**Data for processing**
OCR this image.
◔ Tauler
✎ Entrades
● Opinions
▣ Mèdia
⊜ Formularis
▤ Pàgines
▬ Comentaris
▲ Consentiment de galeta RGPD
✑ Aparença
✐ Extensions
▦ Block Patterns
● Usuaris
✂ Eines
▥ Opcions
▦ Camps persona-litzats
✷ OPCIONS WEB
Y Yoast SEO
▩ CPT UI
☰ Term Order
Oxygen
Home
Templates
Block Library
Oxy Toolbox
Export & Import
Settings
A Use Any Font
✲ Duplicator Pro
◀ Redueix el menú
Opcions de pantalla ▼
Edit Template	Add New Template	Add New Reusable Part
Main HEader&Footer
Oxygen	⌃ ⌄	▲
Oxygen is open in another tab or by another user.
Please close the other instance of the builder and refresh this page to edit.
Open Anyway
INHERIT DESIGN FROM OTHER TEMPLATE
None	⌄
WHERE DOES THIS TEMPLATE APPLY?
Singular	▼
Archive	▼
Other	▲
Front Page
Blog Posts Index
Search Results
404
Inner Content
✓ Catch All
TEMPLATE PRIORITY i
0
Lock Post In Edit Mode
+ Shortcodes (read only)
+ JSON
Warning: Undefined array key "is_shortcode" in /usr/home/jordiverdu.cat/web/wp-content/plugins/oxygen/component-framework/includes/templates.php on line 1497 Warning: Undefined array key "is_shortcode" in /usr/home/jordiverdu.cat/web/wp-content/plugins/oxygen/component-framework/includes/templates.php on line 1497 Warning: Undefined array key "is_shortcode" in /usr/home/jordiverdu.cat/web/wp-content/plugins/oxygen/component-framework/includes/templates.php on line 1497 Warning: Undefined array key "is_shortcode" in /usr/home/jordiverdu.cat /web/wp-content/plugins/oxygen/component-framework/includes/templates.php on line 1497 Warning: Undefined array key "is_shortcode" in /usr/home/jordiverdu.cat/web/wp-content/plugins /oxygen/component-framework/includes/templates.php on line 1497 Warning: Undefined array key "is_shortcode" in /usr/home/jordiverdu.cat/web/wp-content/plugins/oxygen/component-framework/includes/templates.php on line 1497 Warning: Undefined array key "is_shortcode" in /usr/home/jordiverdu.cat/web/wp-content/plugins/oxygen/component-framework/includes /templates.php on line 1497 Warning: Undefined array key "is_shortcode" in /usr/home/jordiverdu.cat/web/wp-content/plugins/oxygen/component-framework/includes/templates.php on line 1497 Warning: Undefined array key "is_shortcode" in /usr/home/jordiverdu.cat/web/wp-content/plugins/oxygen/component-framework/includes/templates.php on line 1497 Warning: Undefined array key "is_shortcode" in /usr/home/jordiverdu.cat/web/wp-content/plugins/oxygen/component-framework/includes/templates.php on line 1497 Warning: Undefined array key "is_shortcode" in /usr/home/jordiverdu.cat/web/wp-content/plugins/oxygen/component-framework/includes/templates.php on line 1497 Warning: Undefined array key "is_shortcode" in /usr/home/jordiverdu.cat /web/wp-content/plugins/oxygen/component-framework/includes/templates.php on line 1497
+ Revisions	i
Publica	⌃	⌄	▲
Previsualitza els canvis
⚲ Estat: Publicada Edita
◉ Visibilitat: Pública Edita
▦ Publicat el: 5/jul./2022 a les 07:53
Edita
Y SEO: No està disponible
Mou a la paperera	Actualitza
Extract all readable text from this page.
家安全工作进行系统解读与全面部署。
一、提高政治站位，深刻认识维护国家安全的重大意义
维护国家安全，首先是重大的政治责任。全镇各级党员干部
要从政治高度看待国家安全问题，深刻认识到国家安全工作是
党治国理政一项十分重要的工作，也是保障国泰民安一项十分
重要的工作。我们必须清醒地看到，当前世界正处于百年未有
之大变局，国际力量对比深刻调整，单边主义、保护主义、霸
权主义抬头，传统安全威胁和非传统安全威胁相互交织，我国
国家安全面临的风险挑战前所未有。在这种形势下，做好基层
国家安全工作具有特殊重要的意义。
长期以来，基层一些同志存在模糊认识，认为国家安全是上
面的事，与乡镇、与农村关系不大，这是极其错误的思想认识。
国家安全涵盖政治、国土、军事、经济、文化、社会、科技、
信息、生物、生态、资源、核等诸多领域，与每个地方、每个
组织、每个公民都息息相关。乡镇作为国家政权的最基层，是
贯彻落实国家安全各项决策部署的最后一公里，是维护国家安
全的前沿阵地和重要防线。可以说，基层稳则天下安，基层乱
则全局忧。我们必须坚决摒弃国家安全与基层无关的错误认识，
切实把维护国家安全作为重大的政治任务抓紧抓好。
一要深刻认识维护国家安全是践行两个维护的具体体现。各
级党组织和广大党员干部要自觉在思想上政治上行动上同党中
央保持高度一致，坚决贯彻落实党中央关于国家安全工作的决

**Short task**
Say how many lines in the entries contain the string "Edita", and say nothing else.

**Solution**
3